>> begin DATASET EXTRACT
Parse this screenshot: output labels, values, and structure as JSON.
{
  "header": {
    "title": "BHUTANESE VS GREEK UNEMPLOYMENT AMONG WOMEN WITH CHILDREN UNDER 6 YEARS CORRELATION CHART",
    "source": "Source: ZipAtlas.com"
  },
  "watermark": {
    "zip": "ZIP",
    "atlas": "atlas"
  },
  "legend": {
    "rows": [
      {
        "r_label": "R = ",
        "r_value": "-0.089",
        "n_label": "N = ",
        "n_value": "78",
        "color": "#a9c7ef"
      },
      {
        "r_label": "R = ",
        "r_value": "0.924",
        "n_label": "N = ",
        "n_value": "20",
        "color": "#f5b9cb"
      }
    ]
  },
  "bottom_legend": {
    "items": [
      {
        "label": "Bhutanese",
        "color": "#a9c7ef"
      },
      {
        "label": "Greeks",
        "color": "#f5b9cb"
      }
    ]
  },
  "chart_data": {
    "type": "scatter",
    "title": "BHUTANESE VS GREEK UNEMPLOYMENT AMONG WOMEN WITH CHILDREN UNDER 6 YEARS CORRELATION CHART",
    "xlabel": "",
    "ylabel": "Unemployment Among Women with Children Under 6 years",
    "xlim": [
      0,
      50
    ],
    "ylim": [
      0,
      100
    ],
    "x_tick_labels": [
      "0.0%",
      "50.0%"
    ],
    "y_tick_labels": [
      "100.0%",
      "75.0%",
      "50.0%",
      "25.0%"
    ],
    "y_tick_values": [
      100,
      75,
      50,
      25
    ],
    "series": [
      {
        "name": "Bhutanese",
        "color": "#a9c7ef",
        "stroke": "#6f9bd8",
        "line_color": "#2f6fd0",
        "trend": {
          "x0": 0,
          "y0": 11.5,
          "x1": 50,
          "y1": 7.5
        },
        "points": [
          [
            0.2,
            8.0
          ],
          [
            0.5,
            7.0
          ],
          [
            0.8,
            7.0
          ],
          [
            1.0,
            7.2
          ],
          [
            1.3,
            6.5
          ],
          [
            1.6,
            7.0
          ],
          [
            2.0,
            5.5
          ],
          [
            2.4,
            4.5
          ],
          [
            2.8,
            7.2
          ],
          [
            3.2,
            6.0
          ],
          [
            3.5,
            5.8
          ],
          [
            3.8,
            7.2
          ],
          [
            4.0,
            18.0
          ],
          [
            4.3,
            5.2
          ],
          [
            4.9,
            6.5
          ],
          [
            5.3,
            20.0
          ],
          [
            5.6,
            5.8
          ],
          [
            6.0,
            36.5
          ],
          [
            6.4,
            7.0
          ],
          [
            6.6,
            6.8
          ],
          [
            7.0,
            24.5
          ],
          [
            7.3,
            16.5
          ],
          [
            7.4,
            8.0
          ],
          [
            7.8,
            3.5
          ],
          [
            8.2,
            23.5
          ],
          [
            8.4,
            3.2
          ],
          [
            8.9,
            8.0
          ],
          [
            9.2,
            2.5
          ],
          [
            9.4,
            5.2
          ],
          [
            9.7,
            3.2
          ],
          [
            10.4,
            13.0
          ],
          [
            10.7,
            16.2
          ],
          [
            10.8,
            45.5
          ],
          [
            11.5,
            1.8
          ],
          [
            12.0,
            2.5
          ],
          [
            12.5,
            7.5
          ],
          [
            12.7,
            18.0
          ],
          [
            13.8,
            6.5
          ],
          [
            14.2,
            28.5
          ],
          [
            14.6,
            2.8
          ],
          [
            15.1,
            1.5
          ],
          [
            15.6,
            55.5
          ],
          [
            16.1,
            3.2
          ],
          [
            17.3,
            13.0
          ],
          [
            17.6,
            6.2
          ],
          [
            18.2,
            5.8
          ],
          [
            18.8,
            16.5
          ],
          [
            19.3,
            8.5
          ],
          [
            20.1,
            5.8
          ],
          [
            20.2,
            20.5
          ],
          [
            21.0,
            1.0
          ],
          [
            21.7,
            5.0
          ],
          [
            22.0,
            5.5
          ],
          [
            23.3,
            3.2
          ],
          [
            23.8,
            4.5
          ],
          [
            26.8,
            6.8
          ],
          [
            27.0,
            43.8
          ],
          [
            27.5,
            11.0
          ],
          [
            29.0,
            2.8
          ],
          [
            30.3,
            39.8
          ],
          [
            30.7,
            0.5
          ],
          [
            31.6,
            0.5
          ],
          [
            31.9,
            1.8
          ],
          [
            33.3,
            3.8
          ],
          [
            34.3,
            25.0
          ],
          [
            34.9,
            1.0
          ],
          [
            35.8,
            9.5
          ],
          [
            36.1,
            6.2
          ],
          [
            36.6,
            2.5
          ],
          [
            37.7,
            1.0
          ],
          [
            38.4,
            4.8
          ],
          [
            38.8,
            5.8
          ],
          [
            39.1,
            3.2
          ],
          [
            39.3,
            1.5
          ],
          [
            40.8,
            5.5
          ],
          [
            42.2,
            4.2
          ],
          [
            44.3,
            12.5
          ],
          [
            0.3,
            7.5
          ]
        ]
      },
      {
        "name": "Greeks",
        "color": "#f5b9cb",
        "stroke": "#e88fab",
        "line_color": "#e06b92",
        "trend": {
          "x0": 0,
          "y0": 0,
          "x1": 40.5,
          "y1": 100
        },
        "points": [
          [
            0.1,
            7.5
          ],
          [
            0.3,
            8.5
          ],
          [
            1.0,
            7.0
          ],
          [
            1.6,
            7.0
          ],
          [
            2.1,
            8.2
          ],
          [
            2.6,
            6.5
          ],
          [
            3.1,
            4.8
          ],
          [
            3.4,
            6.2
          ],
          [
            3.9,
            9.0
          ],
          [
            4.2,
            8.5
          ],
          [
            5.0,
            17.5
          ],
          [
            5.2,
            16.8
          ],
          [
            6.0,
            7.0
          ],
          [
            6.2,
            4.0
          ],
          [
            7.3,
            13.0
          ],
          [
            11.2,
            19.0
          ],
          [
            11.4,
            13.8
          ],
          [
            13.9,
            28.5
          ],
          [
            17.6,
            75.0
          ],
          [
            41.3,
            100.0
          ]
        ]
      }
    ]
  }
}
>> end DATASET EXTRACT
GIVEN PROBLEM: Give the data again, exactly as it stands.

EXPECTED OUTPUT:
Parse this screenshot: output labels, values, and structure as JSON.
{
  "header": {
    "title": "BHUTANESE VS GREEK UNEMPLOYMENT AMONG WOMEN WITH CHILDREN UNDER 6 YEARS CORRELATION CHART",
    "source": "Source: ZipAtlas.com"
  },
  "watermark": {
    "zip": "ZIP",
    "atlas": "atlas"
  },
  "legend": {
    "rows": [
      {
        "r_label": "R = ",
        "r_value": "-0.089",
        "n_label": "N = ",
        "n_value": "78",
        "color": "#a9c7ef"
      },
      {
        "r_label": "R = ",
        "r_value": "0.924",
        "n_label": "N = ",
        "n_value": "20",
        "color": "#f5b9cb"
      }
    ]
  },
  "bottom_legend": {
    "items": [
      {
        "label": "Bhutanese",
        "color": "#a9c7ef"
      },
      {
        "label": "Greeks",
        "color": "#f5b9cb"
      }
    ]
  },
  "chart_data": {
    "type": "scatter",
    "title": "BHUTANESE VS GREEK UNEMPLOYMENT AMONG WOMEN WITH CHILDREN UNDER 6 YEARS CORRELATION CHART",
    "xlabel": "",
    "ylabel": "Unemployment Among Women with Children Under 6 years",
    "xlim": [
      0,
      50
    ],
    "ylim": [
      0,
      100
    ],
    "x_tick_labels": [
      "0.0%",
      "50.0%"
    ],
    "y_tick_labels": [
      "100.0%",
      "75.0%",
      "50.0%",
      "25.0%"
    ],
    "y_tick_values": [
      100,
      75,
      50,
      25
    ],
    "series": [
      {
        "name": "Bhutanese",
        "color": "#a9c7ef",
        "stroke": "#6f9bd8",
        "line_color": "#2f6fd0",
        "trend": {
          "x0": 0,
          "y0": 11.5,
          "x1": 50,
          "y1": 7.5
        },
        "points": [
          [
            0.2,
            8.0
          ],
          [
            0.5,
            7.0
          ],
          [
            0.8,
            7.0
          ],
          [
            1.0,
            7.2
          ],
          [
            1.3,
            6.5
          ],
          [
            1.6,
            7.0
          ],
          [
            2.0,
            5.5
          ],
          [
            2.4,
            4.5
          ],
          [
            2.8,
            7.2
          ],
          [
            3.2,
            6.0
          ],
          [
            3.5,
            5.8
          ],
          [
            3.8,
            7.2
          ],
          [
            4.0,
            18.0
          ],
          [
            4.3,
            5.2
          ],
          [
            4.9,
            6.5
          ],
          [
            5.3,
            20.0
          ],
          [
            5.6,
            5.8
          ],
          [
            6.0,
            36.5
          ],
          [
            6.4,
            7.0
          ],
          [
            6.6,
            6.8
          ],
          [
            7.0,
            24.5
          ],
          [
            7.3,
            16.5
          ],
          [
            7.4,
            8.0
          ],
          [
            7.8,
            3.5
          ],
          [
            8.2,
            23.5
          ],
          [
            8.4,
            3.2
          ],
          [
            8.9,
            8.0
          ],
          [
            9.2,
            2.5
          ],
          [
            9.4,
            5.2
          ],
          [
            9.7,
            3.2
          ],
          [
            10.4,
            13.0
          ],
          [
            10.7,
            16.2
          ],
          [
            10.8,
            45.5
          ],
          [
            11.5,
            1.8
          ],
          [
            12.0,
            2.5
          ],
          [
            12.5,
            7.5
          ],
          [
            12.7,
            18.0
          ],
          [
            13.8,
            6.5
          ],
          [
            14.2,
            28.5
          ],
          [
            14.6,
            2.8
          ],
          [
            15.1,
            1.5
          ],
          [
            15.6,
            55.5
          ],
          [
            16.1,
            3.2
          ],
          [
            17.3,
            13.0
          ],
          [
            17.6,
            6.2
          ],
          [
            18.2,
            5.8
          ],
          [
            18.8,
            16.5
          ],
          [
            19.3,
            8.5
          ],
          [
            20.1,
            5.8
          ],
          [
            20.2,
            20.5
          ],
          [
            21.0,
            1.0
          ],
          [
            21.7,
            5.0
          ],
          [
            22.0,
            5.5
          ],
          [
            23.3,
            3.2
          ],
          [
            23.8,
            4.5
          ],
          [
            26.8,
            6.8
          ],
          [
            27.0,
            43.8
          ],
          [
            27.5,
            11.0
          ],
          [
            29.0,
            2.8
          ],
          [
            30.3,
            39.8
          ],
          [
            30.7,
            0.5
          ],
          [
            31.6,
            0.5
          ],
          [
            31.9,
            1.8
          ],
          [
            33.3,
            3.8
          ],
          [
            34.3,
            25.0
          ],
          [
            34.9,
            1.0
          ],
          [
            35.8,
            9.5
          ],
          [
            36.1,
            6.2
          ],
          [
            36.6,
            2.5
          ],
          [
            37.7,
            1.0
          ],
          [
            38.4,
            4.8
          ],
          [
            38.8,
            5.8
          ],
          [
            39.1,
            3.2
          ],
          [
            39.3,
            1.5
          ],
          [
            40.8,
            5.5
          ],
          [
            42.2,
            4.2
          ],
          [
            44.3,
            12.5
          ],
          [
            0.3,
            7.5
          ]
        ]
      },
      {
        "name": "Greeks",
        "color": "#f5b9cb",
        "stroke": "#e88fab",
        "line_color": "#e06b92",
        "trend": {
          "x0": 0,
          "y0": 0,
          "x1": 40.5,
          "y1": 100
        },
        "points": [
          [
            0.1,
            7.5
          ],
          [
            0.3,
            8.5
          ],
          [
            1.0,
            7.0
          ],
          [
            1.6,
            7.0
          ],
          [
            2.1,
            8.2
          ],
          [
            2.6,
            6.5
          ],
          [
            3.1,
            4.8
          ],
          [
            3.4,
            6.2
          ],
          [
            3.9,
            9.0
          ],
          [
            4.2,
            8.5
          ],
          [
            5.0,
            17.5
          ],
          [
            5.2,
            16.8
          ],
          [
            6.0,
            7.0
          ],
          [
            6.2,
            4.0
          ],
          [
            7.3,
            13.0
          ],
          [
            11.2,
            19.0
          ],
          [
            11.4,
            13.8
          ],
          [
            13.9,
            28.5
          ],
          [
            17.6,
            75.0
          ],
          [
            41.3,
            100.0
          ]
        ]
      }
    ]
  }
}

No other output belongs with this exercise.